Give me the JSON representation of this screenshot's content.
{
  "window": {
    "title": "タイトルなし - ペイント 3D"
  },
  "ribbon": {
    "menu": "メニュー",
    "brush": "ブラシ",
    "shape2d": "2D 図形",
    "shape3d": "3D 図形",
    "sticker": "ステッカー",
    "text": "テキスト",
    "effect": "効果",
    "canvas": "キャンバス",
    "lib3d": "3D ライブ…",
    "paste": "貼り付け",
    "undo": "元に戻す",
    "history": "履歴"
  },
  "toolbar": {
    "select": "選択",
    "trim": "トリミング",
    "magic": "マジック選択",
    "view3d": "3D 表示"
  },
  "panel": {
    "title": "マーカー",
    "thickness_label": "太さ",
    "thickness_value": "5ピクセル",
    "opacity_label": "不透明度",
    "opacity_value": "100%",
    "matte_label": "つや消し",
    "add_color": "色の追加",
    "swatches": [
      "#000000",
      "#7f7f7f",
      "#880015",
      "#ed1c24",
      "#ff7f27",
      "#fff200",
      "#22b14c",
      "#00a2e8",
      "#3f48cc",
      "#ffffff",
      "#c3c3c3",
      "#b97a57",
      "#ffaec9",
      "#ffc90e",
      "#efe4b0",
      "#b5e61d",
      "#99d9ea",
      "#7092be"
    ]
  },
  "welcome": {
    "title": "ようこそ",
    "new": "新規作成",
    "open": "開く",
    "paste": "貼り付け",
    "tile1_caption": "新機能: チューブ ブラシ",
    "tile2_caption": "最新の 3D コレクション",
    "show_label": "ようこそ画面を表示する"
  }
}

+ + + +

- **Goal**
Quote the material exactly, leaving nothing out.

- **Response**
Give me the JSON representation of this screenshot's content.
{
  "window": {
    "title": "タイトルなし - ペイント 3D"
  },
  "ribbon": {
    "menu": "メニュー",
    "brush": "ブラシ",
    "shape2d": "2D 図形",
    "shape3d": "3D 図形",
    "sticker": "ステッカー",
    "text": "テキスト",
    "effect": "効果",
    "canvas": "キャンバス",
    "lib3d": "3D ライブ…",
    "paste": "貼り付け",
    "undo": "元に戻す",
    "history": "履歴"
  },
  "toolbar": {
    "select": "選択",
    "trim": "トリミング",
    "magic": "マジック選択",
    "view3d": "3D 表示"
  },
  "panel": {
    "title": "マーカー",
    "thickness_label": "太さ",
    "thickness_value": "5ピクセル",
    "opacity_label": "不透明度",
    "opacity_value": "100%",
    "matte_label": "つや消し",
    "add_color": "色の追加",
    "swatches": [
      "#000000",
      "#7f7f7f",
      "#880015",
      "#ed1c24",
      "#ff7f27",
      "#fff200",
      "#22b14c",
      "#00a2e8",
      "#3f48cc",
      "#ffffff",
      "#c3c3c3",
      "#b97a57",
      "#ffaec9",
      "#ffc90e",
      "#efe4b0",
      "#b5e61d",
      "#99d9ea",
      "#7092be"
    ]
  },
  "welcome": {
    "title": "ようこそ",
    "new": "新規作成",
    "open": "開く",
    "paste": "貼り付け",
    "tile1_caption": "新機能: チューブ ブラシ",
    "tile2_caption": "最新の 3D コレクション",
    "show_label": "ようこそ画面を表示する"
  }
}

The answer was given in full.